Input data:
· · · ·
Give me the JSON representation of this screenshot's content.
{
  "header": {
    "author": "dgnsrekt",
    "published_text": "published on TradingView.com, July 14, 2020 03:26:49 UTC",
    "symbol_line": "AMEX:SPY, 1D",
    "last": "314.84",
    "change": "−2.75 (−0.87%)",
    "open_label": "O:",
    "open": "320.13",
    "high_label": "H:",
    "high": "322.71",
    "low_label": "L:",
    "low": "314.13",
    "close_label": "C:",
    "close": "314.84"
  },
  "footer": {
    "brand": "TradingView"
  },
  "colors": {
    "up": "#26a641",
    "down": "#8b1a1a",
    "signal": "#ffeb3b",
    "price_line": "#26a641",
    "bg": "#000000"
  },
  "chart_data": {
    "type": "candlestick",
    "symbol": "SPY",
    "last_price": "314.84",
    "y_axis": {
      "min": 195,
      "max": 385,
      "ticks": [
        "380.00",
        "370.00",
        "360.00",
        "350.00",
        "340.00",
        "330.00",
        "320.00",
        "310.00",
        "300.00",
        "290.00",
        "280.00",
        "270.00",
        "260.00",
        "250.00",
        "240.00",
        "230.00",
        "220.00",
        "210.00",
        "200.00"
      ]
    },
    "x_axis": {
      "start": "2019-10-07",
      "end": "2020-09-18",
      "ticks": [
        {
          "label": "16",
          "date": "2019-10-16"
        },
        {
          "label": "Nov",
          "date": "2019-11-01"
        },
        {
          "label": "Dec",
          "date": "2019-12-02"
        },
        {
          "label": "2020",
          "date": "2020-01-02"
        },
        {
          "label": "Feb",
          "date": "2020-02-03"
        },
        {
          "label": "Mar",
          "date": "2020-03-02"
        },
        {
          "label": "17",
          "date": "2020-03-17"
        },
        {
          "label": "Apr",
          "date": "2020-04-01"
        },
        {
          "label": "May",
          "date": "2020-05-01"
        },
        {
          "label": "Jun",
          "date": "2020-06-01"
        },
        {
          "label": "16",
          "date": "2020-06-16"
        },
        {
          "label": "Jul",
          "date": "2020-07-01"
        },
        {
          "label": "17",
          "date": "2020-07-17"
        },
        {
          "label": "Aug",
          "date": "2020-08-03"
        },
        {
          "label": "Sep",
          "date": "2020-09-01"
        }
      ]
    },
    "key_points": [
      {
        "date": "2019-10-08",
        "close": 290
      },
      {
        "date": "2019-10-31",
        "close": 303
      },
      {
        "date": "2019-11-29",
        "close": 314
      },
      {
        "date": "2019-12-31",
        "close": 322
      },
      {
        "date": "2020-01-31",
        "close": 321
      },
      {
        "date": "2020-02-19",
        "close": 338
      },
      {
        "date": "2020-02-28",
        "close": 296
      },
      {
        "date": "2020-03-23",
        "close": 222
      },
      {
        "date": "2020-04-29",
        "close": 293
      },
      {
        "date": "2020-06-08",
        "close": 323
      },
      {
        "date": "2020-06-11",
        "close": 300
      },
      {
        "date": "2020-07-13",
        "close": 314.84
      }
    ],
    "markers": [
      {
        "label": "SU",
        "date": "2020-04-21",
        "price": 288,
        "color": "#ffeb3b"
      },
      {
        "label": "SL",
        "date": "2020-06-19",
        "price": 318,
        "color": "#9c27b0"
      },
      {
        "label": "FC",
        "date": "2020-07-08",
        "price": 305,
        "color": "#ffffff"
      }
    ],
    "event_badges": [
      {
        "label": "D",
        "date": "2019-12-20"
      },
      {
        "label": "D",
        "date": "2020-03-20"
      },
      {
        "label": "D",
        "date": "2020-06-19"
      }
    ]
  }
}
· · · ·
What the task asks: Transcribe all the entries, keeping each one exactly as it is.

Final result:
Give me the JSON representation of this screenshot's content.
{
  "header": {
    "author": "dgnsrekt",
    "published_text": "published on TradingView.com, July 14, 2020 03:26:49 UTC",
    "symbol_line": "AMEX:SPY, 1D",
    "last": "314.84",
    "change": "−2.75 (−0.87%)",
    "open_label": "O:",
    "open": "320.13",
    "high_label": "H:",
    "high": "322.71",
    "low_label": "L:",
    "low": "314.13",
    "close_label": "C:",
    "close": "314.84"
  },
  "footer": {
    "brand": "TradingView"
  },
  "colors": {
    "up": "#26a641",
    "down": "#8b1a1a",
    "signal": "#ffeb3b",
    "price_line": "#26a641",
    "bg": "#000000"
  },
  "chart_data": {
    "type": "candlestick",
    "symbol": "SPY",
    "last_price": "314.84",
    "y_axis": {
      "min": 195,
      "max": 385,
      "ticks": [
        "380.00",
        "370.00",
        "360.00",
        "350.00",
        "340.00",
        "330.00",
        "320.00",
        "310.00",
        "300.00",
        "290.00",
        "280.00",
        "270.00",
        "260.00",
        "250.00",
        "240.00",
        "230.00",
        "220.00",
        "210.00",
        "200.00"
      ]
    },
    "x_axis": {
      "start": "2019-10-07",
      "end": "2020-09-18",
      "ticks": [
        {
          "label": "16",
          "date": "2019-10-16"
        },
        {
          "label": "Nov",
          "date": "2019-11-01"
        },
        {
          "label": "Dec",
          "date": "2019-12-02"
        },
        {
          "label": "2020",
          "date": "2020-01-02"
        },
        {
          "label": "Feb",
          "date": "2020-02-03"
        },
        {
          "label": "Mar",
          "date": "2020-03-02"
        },
        {
          "label": "17",
          "date": "2020-03-17"
        },
        {
          "label": "Apr",
          "date": "2020-04-01"
        },
        {
          "label": "May",
          "date": "2020-05-01"
        },
        {
          "label": "Jun",
          "date": "2020-06-01"
        },
        {
          "label": "16",
          "date": "2020-06-16"
        },
        {
          "label": "Jul",
          "date": "2020-07-01"
        },
        {
          "label": "17",
          "date": "2020-07-17"
        },
        {
          "label": "Aug",
          "date": "2020-08-03"
        },
        {
          "label": "Sep",
          "date": "2020-09-01"
        }
      ]
    },
    "key_points": [
      {
        "date": "2019-10-08",
        "close": 290
      },
      {
        "date": "2019-10-31",
        "close": 303
      },
      {
        "date": "2019-11-29",
        "close": 314
      },
      {
        "date": "2019-12-31",
        "close": 322
      },
      {
        "date": "2020-01-31",
        "close": 321
      },
      {
        "date": "2020-02-19",
        "close": 338
      },
      {
        "date": "2020-02-28",
        "close": 296
      },
      {
        "date": "2020-03-23",
        "close": 222
      },
      {
        "date": "2020-04-29",
        "close": 293
      },
      {
        "date": "2020-06-08",
        "close": 323
      },
      {
        "date": "2020-06-11",
        "close": 300
      },
      {
        "date": "2020-07-13",
        "close": 314.84
      }
    ],
    "markers": [
      {
        "label": "SU",
        "date": "2020-04-21",
        "price": 288,
        "color": "#ffeb3b"
      },
      {
        "label": "SL",
        "date": "2020-06-19",
        "price": 318,
        "color": "#9c27b0"
      },
      {
        "label": "FC",
        "date": "2020-07-08",
        "price": 305,
        "color": "#ffffff"
      }
    ],
    "event_badges": [
      {
        "label": "D",
        "date": "2019-12-20"
      },
      {
        "label": "D",
        "date": "2020-03-20"
      },
      {
        "label": "D",
        "date": "2020-06-19"
      }
    ]
  }
}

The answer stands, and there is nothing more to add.